Given request: Omit all pictures. Copy the rest of the material exactly.

Raw records:
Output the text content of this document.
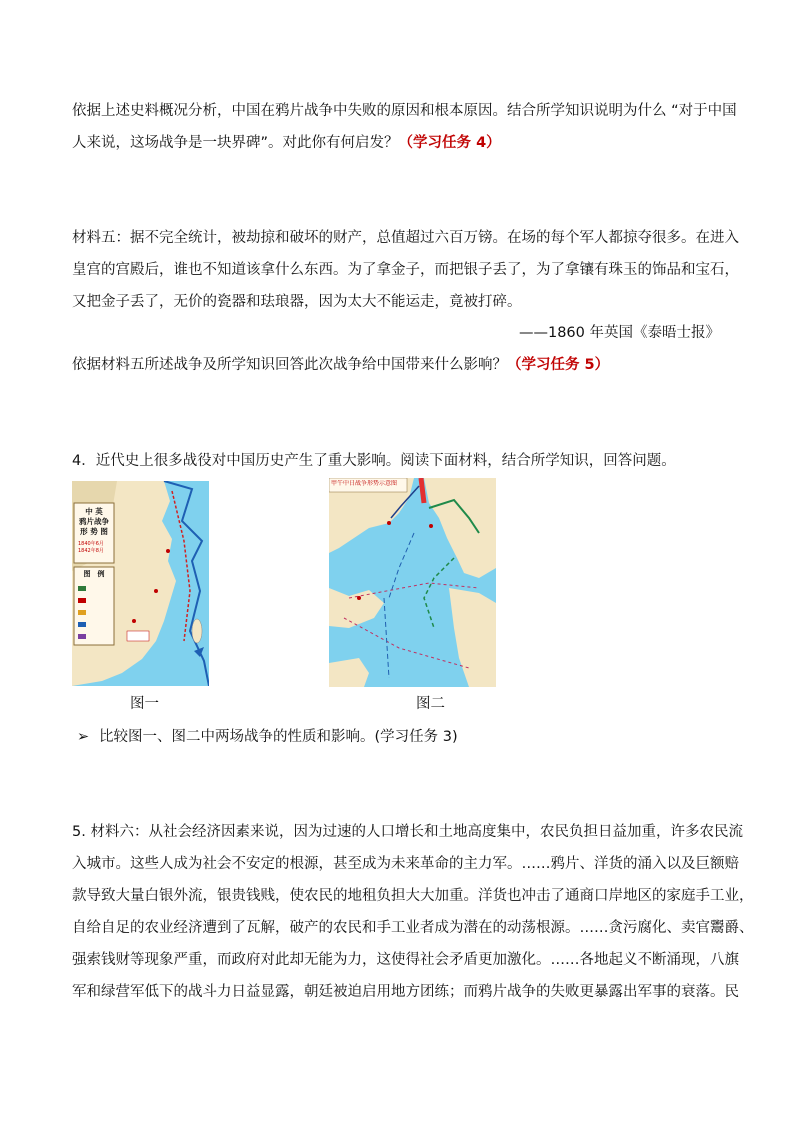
依据上述史料概况分析，中国在鸦片战争中失败的原因和根本原因。结合所学知识说明为什么 “对于中国
人来说，这场战争是一块界碑”。对此你有何启发？（学习任务 4）
材料五：据不完全统计，被劫掠和破坏的财产，总值超过六百万镑。在场的每个军人都掠夺很多。在进入
皇宫的宫殿后，谁也不知道该拿什么东西。为了拿金子，而把银子丢了，为了拿镶有珠玉的饰品和宝石，
又把金子丢了，无价的瓷器和珐琅器，因为太大不能运走，竟被打碎。
——1860 年英国《泰晤士报》
依据材料五所述战争及所学知识回答此次战争给中国带来什么影响？（学习任务 5）
4．近代史上很多战役对中国历史产生了重大影响。阅读下面材料，结合所学知识，回答问题。
中 英
鸦片战争
形 势 图
1840年6月
1842年8月
图　例
图一
甲午中日战争形势示意图
图二
➢ 比较图一、图二中两场战争的性质和影响。(学习任务 3)
5. 材料六：从社会经济因素来说，因为过速的人口增长和土地高度集中，农民负担日益加重，许多农民流
入城市。这些人成为社会不安定的根源，甚至成为未来革命的主力军。……鸦片、洋货的涌入以及巨额赔
款导致大量白银外流，银贵钱贱，使农民的地租负担大大加重。洋货也冲击了通商口岸地区的家庭手工业，
自给自足的农业经济遭到了瓦解，破产的农民和手工业者成为潜在的动荡根源。……贪污腐化、卖官鬻爵、
强索钱财等现象严重，而政府对此却无能为力，这使得社会矛盾更加激化。……各地起义不断涌现，八旗
军和绿营军低下的战斗力日益显露，朝廷被迫启用地方团练；而鸦片战争的失败更暴露出军事的衰落。民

The response:
Output the text content of this document.
依据上述史料概况分析，中国在鸦片战争中失败的原因和根本原因。结合所学知识说明为什么 “对于中国
人来说，这场战争是一块界碑”。对此你有何启发？（学习任务 4）
材料五：据不完全统计，被劫掠和破坏的财产，总值超过六百万镑。在场的每个军人都掠夺很多。在进入
皇宫的宫殿后，谁也不知道该拿什么东西。为了拿金子，而把银子丢了，为了拿镶有珠玉的饰品和宝石，
又把金子丢了，无价的瓷器和珐琅器，因为太大不能运走，竟被打碎。
——1860 年英国《泰晤士报》
依据材料五所述战争及所学知识回答此次战争给中国带来什么影响？（学习任务 5）
4．近代史上很多战役对中国历史产生了重大影响。阅读下面材料，结合所学知识，回答问题。
中 英
鸦片战争
形 势 图
1840年6月
1842年8月
图　例
图一
甲午中日战争形势示意图
图二
➢ 比较图一、图二中两场战争的性质和影响。(学习任务 3)
5. 材料六：从社会经济因素来说，因为过速的人口增长和土地高度集中，农民负担日益加重，许多农民流
入城市。这些人成为社会不安定的根源，甚至成为未来革命的主力军。……鸦片、洋货的涌入以及巨额赔
款导致大量白银外流，银贵钱贱，使农民的地租负担大大加重。洋货也冲击了通商口岸地区的家庭手工业，
自给自足的农业经济遭到了瓦解，破产的农民和手工业者成为潜在的动荡根源。……贪污腐化、卖官鬻爵、
强索钱财等现象严重，而政府对此却无能为力，这使得社会矛盾更加激化。……各地起义不断涌现，八旗
军和绿营军低下的战斗力日益显露，朝廷被迫启用地方团练；而鸦片战争的失败更暴露出军事的衰落。民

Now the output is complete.